| O QUE SE PEDE |
1. Diga se cada afirmação abaixo está de acordo com a coluna de lembranças de 1957, respondendo sim ou não e citando literalmente o trecho que decide. (a) O veículo de onde algo foi jogado pela janela era um "cadillac" azul. (b) A polícia interveio numa sessão do "Cine Petrópolis" em 4 de abril de 1957. (c) O milhar premiado foi o do carro do delegado Dr. Paulo Bretz.
2. Prolongue a coluna de lembranças de 1957 a partir da última frase apresentada, mantendo o tom e o estilo do texto.

| DOCUMENTO |
---------------
COLUNISTA
Em 2 de março de 1957, o Sr. Manuel Ramalho estava à meia-noite em frente ao Hotel D. Pedro, quando passou um “cadillac” azul, notando o Sr. Ramalho que do interior do veículo algo foi jogado pela janela. Levado pela curiosidade foi verificar o que era, deparando-se com uma blusa de senhora de seda azul. “Tempos Dourados”. Já a 24 de janeiro do mesmo ano, a polícia foi chamada a intervir uma sessão de cinema no “Cine Petrópolis”, quando era exibido o filme “Ao Balanço das Horas”, por bagunça e algazarra de jovens frequentadores, sob o pretexto da emoção incontrolável do “Rock and Roll”. No dia 4 de abril de 1957 deu no primeiro prêmio o milhar do carro do delegado Dr. Paulo Bretz: 1370. O “Obelisco” estava em construção, um freguês viajante sai da Casa D’Angelo, já tarde da noite, vira-se para o garçom perguntando-lhe:
“- Que chaminé é essa?”. Apontando para a obra. A resposta foi imediata: “- Isso é o tal de ‘omenisco’ da cidade!”.
---------------
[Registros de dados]
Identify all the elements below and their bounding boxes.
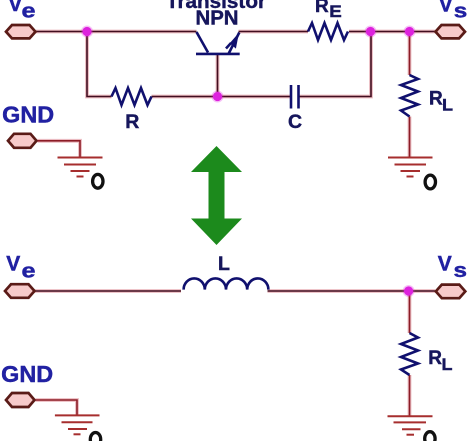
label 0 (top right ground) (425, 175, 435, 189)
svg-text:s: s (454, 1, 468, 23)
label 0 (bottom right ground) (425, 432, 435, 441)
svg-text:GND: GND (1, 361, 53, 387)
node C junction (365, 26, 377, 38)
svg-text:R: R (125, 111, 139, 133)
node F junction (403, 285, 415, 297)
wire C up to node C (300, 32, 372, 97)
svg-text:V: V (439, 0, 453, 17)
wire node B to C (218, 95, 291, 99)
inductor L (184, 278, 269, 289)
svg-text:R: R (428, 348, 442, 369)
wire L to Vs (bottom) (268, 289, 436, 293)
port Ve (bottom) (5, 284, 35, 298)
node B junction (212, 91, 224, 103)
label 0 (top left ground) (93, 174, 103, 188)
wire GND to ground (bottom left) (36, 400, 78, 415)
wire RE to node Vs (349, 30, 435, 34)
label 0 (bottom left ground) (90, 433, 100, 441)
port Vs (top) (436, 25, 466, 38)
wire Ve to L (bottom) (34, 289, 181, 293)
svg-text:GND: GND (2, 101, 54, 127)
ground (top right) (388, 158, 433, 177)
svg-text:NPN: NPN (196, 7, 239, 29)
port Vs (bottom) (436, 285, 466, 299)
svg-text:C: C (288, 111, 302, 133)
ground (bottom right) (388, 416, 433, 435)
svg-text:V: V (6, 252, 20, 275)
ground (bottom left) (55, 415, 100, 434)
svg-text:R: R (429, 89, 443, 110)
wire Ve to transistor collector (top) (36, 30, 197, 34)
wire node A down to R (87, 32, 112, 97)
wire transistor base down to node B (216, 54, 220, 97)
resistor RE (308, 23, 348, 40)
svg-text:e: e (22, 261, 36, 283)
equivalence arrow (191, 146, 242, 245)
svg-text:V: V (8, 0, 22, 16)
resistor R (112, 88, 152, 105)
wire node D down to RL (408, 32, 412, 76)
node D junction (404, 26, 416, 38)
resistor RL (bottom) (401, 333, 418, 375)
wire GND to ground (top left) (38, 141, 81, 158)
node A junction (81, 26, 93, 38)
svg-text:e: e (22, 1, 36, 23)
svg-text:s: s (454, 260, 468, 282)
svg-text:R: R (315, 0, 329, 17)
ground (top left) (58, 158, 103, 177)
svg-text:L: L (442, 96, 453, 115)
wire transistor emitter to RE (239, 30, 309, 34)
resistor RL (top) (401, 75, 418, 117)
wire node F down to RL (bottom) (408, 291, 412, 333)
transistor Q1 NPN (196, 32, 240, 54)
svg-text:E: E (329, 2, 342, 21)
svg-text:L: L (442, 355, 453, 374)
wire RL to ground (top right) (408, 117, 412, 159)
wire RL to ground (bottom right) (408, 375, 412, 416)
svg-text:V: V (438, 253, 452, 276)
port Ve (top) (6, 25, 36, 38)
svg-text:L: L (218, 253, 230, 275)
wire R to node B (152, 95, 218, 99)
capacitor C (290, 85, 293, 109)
---------------
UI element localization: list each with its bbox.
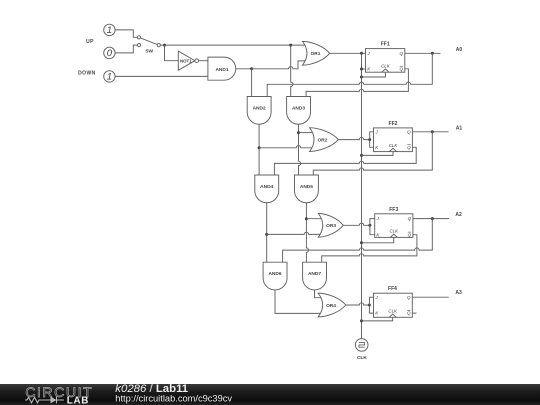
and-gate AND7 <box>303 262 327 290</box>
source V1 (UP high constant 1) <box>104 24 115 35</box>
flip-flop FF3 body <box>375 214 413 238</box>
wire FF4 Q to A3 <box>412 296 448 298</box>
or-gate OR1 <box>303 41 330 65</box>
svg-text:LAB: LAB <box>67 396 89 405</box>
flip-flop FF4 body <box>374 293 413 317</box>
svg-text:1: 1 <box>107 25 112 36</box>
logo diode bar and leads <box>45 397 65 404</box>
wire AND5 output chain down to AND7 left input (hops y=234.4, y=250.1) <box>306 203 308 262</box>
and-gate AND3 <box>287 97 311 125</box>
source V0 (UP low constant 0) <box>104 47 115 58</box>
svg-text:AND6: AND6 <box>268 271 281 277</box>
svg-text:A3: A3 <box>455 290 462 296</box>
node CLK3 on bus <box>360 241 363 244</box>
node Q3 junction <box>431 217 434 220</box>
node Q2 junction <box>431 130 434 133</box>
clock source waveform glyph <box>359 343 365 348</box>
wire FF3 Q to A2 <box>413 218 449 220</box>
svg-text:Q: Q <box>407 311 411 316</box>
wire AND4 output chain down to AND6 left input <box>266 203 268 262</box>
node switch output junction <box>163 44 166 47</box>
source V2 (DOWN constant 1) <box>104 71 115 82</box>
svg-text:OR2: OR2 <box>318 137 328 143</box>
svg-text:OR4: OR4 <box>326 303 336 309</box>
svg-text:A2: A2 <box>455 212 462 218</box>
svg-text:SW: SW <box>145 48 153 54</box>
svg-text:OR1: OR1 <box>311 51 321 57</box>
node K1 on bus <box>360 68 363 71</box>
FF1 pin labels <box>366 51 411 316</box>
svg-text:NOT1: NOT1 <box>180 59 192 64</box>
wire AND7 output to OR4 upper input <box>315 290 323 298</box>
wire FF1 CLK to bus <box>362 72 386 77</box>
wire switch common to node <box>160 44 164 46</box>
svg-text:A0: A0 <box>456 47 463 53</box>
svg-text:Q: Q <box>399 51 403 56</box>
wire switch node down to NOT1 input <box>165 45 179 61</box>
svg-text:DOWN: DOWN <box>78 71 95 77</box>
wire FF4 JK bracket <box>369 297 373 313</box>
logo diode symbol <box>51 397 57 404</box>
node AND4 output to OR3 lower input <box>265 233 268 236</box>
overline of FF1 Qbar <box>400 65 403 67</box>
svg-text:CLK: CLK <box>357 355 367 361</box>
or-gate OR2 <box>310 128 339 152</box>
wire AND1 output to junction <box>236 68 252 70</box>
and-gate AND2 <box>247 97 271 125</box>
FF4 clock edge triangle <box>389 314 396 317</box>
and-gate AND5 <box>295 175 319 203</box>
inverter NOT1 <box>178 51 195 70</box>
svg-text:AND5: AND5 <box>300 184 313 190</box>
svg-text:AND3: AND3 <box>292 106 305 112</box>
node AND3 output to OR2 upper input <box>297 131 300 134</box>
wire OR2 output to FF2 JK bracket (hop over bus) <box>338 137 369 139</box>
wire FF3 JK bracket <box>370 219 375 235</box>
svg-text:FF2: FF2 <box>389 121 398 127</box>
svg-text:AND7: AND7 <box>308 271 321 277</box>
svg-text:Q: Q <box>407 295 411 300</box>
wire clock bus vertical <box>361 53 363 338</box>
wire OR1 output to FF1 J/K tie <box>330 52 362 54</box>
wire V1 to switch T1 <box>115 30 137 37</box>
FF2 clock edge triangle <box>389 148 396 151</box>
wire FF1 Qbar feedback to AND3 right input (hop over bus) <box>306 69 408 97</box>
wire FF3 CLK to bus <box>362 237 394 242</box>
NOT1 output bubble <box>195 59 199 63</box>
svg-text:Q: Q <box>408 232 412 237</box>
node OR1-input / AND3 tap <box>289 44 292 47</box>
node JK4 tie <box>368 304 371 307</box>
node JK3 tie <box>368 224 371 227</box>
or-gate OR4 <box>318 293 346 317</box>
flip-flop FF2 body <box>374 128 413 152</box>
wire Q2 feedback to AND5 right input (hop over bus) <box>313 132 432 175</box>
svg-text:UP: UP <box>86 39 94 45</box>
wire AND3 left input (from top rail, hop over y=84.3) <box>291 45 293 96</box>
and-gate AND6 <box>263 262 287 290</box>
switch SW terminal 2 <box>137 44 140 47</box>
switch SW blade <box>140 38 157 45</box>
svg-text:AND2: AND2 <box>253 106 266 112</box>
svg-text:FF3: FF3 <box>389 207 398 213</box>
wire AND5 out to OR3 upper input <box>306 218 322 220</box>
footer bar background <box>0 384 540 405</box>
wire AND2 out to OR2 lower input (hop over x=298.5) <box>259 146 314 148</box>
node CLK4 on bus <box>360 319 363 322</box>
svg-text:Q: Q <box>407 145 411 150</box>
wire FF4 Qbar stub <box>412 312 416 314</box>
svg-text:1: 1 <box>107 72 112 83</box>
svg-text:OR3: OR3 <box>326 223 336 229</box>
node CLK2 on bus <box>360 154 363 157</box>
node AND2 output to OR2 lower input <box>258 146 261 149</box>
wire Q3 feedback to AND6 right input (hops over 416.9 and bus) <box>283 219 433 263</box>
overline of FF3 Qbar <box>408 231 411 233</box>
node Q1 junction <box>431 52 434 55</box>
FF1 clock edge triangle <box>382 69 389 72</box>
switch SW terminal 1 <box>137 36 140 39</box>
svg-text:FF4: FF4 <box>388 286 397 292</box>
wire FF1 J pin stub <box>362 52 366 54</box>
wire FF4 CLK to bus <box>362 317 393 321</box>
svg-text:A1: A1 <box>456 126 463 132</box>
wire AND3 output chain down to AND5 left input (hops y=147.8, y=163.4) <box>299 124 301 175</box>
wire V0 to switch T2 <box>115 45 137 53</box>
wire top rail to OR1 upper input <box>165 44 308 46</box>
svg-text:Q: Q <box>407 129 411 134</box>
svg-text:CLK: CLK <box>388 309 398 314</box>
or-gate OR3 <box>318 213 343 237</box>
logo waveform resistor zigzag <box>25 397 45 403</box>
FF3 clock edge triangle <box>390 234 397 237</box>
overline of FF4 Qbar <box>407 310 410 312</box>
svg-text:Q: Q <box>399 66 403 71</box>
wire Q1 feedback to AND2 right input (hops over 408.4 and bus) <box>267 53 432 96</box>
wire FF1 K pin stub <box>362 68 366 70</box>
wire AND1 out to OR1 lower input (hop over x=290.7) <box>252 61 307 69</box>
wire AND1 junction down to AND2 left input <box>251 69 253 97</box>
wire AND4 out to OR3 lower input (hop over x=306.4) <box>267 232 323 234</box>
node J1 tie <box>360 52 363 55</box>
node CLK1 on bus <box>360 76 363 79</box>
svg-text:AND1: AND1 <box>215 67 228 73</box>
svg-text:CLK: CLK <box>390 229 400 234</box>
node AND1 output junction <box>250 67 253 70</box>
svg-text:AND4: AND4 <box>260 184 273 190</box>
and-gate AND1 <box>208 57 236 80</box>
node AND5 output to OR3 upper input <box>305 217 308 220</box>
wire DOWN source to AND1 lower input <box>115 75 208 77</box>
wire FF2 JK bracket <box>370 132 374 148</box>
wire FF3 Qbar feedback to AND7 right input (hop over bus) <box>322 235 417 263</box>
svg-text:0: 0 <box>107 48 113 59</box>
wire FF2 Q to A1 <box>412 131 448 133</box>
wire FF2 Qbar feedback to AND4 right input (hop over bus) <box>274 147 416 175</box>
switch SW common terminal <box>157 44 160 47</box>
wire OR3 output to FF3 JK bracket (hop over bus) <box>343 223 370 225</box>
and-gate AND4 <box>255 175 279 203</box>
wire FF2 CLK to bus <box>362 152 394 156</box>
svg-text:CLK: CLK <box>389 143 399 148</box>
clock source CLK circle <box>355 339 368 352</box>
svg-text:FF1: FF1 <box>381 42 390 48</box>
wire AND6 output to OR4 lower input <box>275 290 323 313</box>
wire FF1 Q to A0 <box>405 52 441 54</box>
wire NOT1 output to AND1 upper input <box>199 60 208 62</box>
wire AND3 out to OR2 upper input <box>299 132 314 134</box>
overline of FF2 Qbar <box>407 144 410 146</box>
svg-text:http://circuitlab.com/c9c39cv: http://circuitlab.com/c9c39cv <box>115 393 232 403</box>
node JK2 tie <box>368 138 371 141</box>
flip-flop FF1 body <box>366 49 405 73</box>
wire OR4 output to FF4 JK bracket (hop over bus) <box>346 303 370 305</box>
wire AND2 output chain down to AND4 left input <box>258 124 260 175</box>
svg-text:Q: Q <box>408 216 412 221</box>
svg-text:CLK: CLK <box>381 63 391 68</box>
---------------
| RESPOSTAS EM ORDEM |
1.
(a) Sim: "passou um “cadillac” azul, notando o Sr. Ramalho que do interior do veículo algo foi jogado pela janela".
(b) Não: "Já a 24 de janeiro do mesmo ano, a polícia foi chamada a intervir uma sessão de cinema no “Cine Petrópolis”".
(c) Sim: "deu no primeiro prêmio o milhar do carro do delegado Dr. Paulo Bretz: 1370".

2.
As obras, ditas de urbanização e modernização do centro comercial foram inauguradas em 20 de setembro de 1957, comemorando o primeiro centenário da elevação de Petrópolis à categoria de cidade. Ao centro da Avenida XV de Novembro, na região da “Bacia”, foi erguido monumento, um Obelisco de 20m de altura, revestido em mármore, onde justificou a municipalidade homenagear os fundadores de Petrópolis. Em sua base estão placas de bronze,
com os nomes das famílias dos colonos germânicos chegados a Petrópolis a partir de 29 de junho de 1845. Projeto do engenheiro Glass Veiga e executado pelo engenheiro Ellyr Allah Rodrigues.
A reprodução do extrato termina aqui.